----- INPUT

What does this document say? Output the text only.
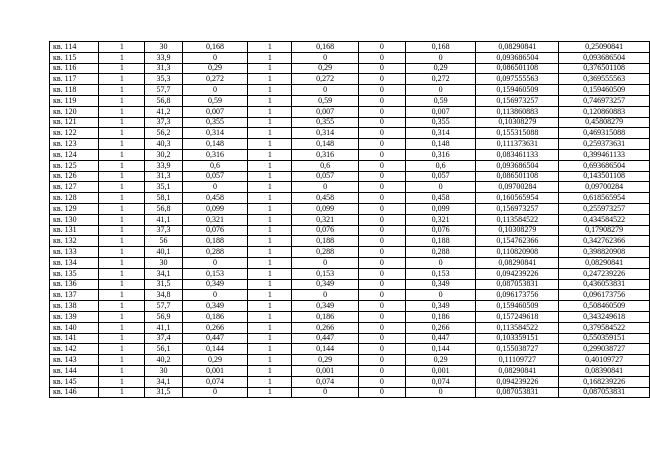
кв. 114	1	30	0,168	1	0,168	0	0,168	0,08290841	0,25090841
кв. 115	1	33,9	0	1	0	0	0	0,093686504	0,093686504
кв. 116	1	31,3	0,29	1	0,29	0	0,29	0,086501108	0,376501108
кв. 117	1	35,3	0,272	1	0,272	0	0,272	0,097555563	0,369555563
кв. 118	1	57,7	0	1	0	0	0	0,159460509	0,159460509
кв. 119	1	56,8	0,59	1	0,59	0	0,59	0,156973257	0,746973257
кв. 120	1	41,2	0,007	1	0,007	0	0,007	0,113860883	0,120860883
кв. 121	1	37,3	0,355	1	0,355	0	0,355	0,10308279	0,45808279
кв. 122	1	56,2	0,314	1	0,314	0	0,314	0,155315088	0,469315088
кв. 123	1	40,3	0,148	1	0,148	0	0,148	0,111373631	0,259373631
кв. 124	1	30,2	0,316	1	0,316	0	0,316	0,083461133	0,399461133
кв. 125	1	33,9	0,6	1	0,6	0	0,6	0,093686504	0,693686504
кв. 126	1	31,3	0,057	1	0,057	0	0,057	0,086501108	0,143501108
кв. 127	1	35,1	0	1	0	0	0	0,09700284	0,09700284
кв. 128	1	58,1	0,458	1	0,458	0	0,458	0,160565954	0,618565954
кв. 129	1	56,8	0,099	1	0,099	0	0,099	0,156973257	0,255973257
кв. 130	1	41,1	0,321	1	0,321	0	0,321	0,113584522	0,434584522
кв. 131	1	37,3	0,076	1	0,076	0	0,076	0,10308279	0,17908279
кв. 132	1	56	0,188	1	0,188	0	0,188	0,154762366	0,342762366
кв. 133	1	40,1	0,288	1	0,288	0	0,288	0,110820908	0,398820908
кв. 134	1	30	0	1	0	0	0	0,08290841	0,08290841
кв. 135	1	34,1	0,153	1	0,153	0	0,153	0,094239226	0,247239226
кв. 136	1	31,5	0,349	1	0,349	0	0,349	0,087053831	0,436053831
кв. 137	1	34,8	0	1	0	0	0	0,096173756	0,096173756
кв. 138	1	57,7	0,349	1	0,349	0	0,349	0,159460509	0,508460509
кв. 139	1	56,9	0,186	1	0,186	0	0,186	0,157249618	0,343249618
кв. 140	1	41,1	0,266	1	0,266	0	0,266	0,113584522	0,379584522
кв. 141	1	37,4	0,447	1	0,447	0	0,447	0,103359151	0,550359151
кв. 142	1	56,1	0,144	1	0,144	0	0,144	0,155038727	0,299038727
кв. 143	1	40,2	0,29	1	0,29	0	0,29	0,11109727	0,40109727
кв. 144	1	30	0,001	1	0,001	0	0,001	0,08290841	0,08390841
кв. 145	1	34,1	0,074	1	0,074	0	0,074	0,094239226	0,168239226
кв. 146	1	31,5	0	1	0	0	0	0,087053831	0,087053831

----------

Output the data above without changes, apart from leaving out the pictures.

What does this document say? Output the text only.
кв. 114	1	30	0,168	1	0,168	0	0,168	0,08290841	0,25090841
кв. 115	1	33,9	0	1	0	0	0	0,093686504	0,093686504
кв. 116	1	31,3	0,29	1	0,29	0	0,29	0,086501108	0,376501108
кв. 117	1	35,3	0,272	1	0,272	0	0,272	0,097555563	0,369555563
кв. 118	1	57,7	0	1	0	0	0	0,159460509	0,159460509
кв. 119	1	56,8	0,59	1	0,59	0	0,59	0,156973257	0,746973257
кв. 120	1	41,2	0,007	1	0,007	0	0,007	0,113860883	0,120860883
кв. 121	1	37,3	0,355	1	0,355	0	0,355	0,10308279	0,45808279
кв. 122	1	56,2	0,314	1	0,314	0	0,314	0,155315088	0,469315088
кв. 123	1	40,3	0,148	1	0,148	0	0,148	0,111373631	0,259373631
кв. 124	1	30,2	0,316	1	0,316	0	0,316	0,083461133	0,399461133
кв. 125	1	33,9	0,6	1	0,6	0	0,6	0,093686504	0,693686504
кв. 126	1	31,3	0,057	1	0,057	0	0,057	0,086501108	0,143501108
кв. 127	1	35,1	0	1	0	0	0	0,09700284	0,09700284
кв. 128	1	58,1	0,458	1	0,458	0	0,458	0,160565954	0,618565954
кв. 129	1	56,8	0,099	1	0,099	0	0,099	0,156973257	0,255973257
кв. 130	1	41,1	0,321	1	0,321	0	0,321	0,113584522	0,434584522
кв. 131	1	37,3	0,076	1	0,076	0	0,076	0,10308279	0,17908279
кв. 132	1	56	0,188	1	0,188	0	0,188	0,154762366	0,342762366
кв. 133	1	40,1	0,288	1	0,288	0	0,288	0,110820908	0,398820908
кв. 134	1	30	0	1	0	0	0	0,08290841	0,08290841
кв. 135	1	34,1	0,153	1	0,153	0	0,153	0,094239226	0,247239226
кв. 136	1	31,5	0,349	1	0,349	0	0,349	0,087053831	0,436053831
кв. 137	1	34,8	0	1	0	0	0	0,096173756	0,096173756
кв. 138	1	57,7	0,349	1	0,349	0	0,349	0,159460509	0,508460509
кв. 139	1	56,9	0,186	1	0,186	0	0,186	0,157249618	0,343249618
кв. 140	1	41,1	0,266	1	0,266	0	0,266	0,113584522	0,379584522
кв. 141	1	37,4	0,447	1	0,447	0	0,447	0,103359151	0,550359151
кв. 142	1	56,1	0,144	1	0,144	0	0,144	0,155038727	0,299038727
кв. 143	1	40,2	0,29	1	0,29	0	0,29	0,11109727	0,40109727
кв. 144	1	30	0,001	1	0,001	0	0,001	0,08290841	0,08390841
кв. 145	1	34,1	0,074	1	0,074	0	0,074	0,094239226	0,168239226
кв. 146	1	31,5	0	1	0	0	0	0,087053831	0,087053831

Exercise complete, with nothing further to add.